* start DATA SHOWN *

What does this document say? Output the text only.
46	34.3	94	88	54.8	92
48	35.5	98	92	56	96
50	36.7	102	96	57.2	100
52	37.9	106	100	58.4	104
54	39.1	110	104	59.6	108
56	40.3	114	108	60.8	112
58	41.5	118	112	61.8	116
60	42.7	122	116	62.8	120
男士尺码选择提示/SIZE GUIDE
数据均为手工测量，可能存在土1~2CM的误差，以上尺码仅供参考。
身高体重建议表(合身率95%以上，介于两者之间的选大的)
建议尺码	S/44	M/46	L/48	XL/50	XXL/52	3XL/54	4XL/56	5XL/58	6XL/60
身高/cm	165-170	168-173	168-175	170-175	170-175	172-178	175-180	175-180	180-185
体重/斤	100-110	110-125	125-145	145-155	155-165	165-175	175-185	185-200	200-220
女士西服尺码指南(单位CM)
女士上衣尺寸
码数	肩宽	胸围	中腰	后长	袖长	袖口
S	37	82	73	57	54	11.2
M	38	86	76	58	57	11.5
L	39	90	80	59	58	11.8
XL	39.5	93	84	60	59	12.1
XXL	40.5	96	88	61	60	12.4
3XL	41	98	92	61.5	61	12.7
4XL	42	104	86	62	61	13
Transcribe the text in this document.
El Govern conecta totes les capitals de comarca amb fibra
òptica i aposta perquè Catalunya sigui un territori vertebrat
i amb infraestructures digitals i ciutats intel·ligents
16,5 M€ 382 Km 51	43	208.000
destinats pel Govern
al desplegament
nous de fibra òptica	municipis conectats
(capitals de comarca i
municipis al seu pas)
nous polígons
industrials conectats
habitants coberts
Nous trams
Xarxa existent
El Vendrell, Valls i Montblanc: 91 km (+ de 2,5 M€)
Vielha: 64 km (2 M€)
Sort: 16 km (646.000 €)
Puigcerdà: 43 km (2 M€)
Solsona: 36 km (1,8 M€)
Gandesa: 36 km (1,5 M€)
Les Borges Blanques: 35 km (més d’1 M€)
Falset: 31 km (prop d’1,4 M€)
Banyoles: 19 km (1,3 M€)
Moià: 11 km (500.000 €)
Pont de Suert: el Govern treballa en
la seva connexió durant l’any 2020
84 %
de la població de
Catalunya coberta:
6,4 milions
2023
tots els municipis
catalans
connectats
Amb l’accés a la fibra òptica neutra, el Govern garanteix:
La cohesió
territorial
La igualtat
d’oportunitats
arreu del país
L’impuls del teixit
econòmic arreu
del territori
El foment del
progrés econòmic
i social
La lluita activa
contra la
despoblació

* end DATA SHOWN *

**TO DO:**
Check each line of the data above for the string "document", then report how many lines have it, with no other words.

**EXERCISE OUTPUT:**
2